Quote the records beneath, complete and exact. Leave out images.

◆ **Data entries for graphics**
--- START ---
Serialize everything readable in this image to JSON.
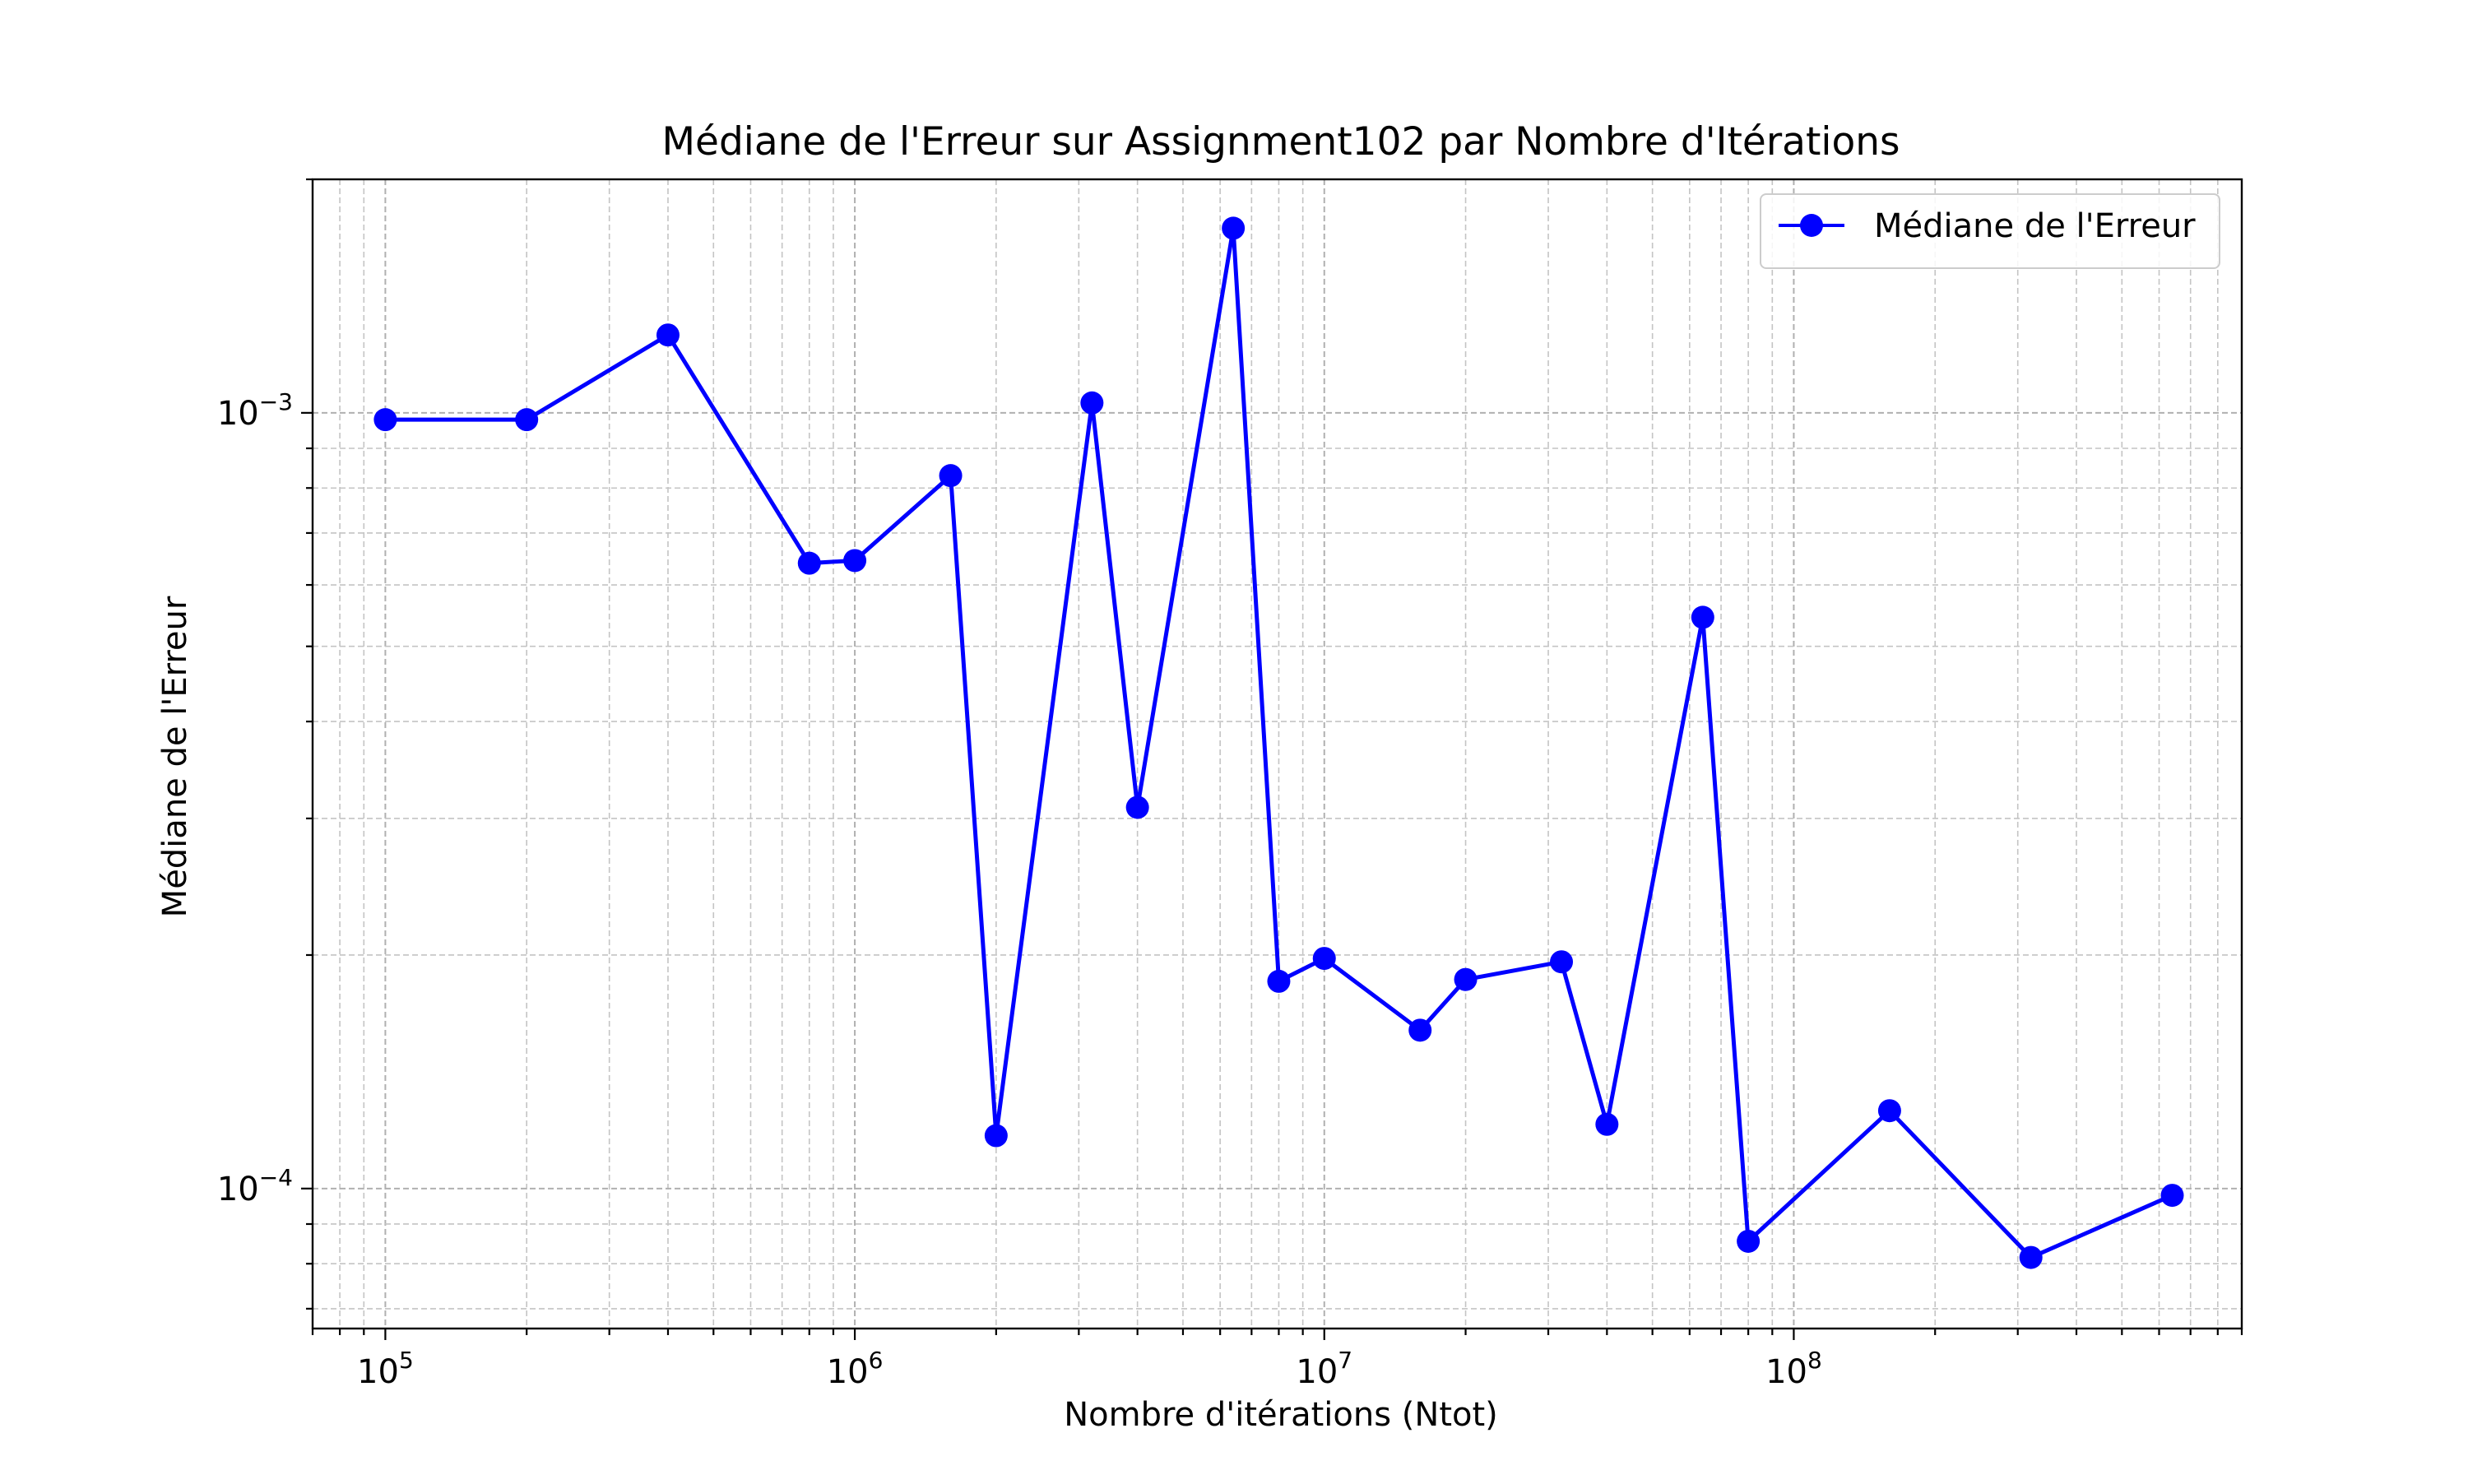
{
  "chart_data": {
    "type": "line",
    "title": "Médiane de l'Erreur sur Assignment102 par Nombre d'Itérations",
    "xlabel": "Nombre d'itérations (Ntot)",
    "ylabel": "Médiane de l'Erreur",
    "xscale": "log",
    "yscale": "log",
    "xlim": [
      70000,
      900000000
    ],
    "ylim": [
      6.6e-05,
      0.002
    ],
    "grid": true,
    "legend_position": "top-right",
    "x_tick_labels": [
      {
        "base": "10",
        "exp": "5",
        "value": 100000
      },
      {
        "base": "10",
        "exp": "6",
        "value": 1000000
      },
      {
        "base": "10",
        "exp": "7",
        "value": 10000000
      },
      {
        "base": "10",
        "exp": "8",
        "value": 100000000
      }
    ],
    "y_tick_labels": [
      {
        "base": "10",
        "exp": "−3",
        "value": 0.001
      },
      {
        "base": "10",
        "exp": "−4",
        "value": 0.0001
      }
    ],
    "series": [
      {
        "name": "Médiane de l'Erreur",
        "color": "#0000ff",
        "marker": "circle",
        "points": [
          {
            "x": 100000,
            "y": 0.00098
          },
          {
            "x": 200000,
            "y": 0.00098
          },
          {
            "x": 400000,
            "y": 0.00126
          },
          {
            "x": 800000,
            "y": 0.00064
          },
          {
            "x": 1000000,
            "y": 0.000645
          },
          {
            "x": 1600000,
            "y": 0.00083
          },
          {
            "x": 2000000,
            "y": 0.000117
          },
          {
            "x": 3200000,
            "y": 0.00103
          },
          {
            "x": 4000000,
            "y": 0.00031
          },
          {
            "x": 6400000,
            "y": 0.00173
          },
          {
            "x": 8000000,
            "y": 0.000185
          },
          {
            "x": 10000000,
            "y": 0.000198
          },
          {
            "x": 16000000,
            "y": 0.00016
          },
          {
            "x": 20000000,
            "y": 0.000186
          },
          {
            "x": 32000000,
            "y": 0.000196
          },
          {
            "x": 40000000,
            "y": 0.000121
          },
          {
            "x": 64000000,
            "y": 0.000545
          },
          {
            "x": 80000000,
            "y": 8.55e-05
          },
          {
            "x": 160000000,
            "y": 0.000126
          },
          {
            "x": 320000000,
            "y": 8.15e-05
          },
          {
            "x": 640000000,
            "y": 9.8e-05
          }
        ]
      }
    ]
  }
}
--- END ---
◆ **FULL RESPONSE**
Serialize everything readable in this image to JSON.
{
  "chart_data": {
    "type": "line",
    "title": "Médiane de l'Erreur sur Assignment102 par Nombre d'Itérations",
    "xlabel": "Nombre d'itérations (Ntot)",
    "ylabel": "Médiane de l'Erreur",
    "xscale": "log",
    "yscale": "log",
    "xlim": [
      70000,
      900000000
    ],
    "ylim": [
      6.6e-05,
      0.002
    ],
    "grid": true,
    "legend_position": "top-right",
    "x_tick_labels": [
      {
        "base": "10",
        "exp": "5",
        "value": 100000
      },
      {
        "base": "10",
        "exp": "6",
        "value": 1000000
      },
      {
        "base": "10",
        "exp": "7",
        "value": 10000000
      },
      {
        "base": "10",
        "exp": "8",
        "value": 100000000
      }
    ],
    "y_tick_labels": [
      {
        "base": "10",
        "exp": "−3",
        "value": 0.001
      },
      {
        "base": "10",
        "exp": "−4",
        "value": 0.0001
      }
    ],
    "series": [
      {
        "name": "Médiane de l'Erreur",
        "color": "#0000ff",
        "marker": "circle",
        "points": [
          {
            "x": 100000,
            "y": 0.00098
          },
          {
            "x": 200000,
            "y": 0.00098
          },
          {
            "x": 400000,
            "y": 0.00126
          },
          {
            "x": 800000,
            "y": 0.00064
          },
          {
            "x": 1000000,
            "y": 0.000645
          },
          {
            "x": 1600000,
            "y": 0.00083
          },
          {
            "x": 2000000,
            "y": 0.000117
          },
          {
            "x": 3200000,
            "y": 0.00103
          },
          {
            "x": 4000000,
            "y": 0.00031
          },
          {
            "x": 6400000,
            "y": 0.00173
          },
          {
            "x": 8000000,
            "y": 0.000185
          },
          {
            "x": 10000000,
            "y": 0.000198
          },
          {
            "x": 16000000,
            "y": 0.00016
          },
          {
            "x": 20000000,
            "y": 0.000186
          },
          {
            "x": 32000000,
            "y": 0.000196
          },
          {
            "x": 40000000,
            "y": 0.000121
          },
          {
            "x": 64000000,
            "y": 0.000545
          },
          {
            "x": 80000000,
            "y": 8.55e-05
          },
          {
            "x": 160000000,
            "y": 0.000126
          },
          {
            "x": 320000000,
            "y": 8.15e-05
          },
          {
            "x": 640000000,
            "y": 9.8e-05
          }
        ]
      }
    ]
  }
}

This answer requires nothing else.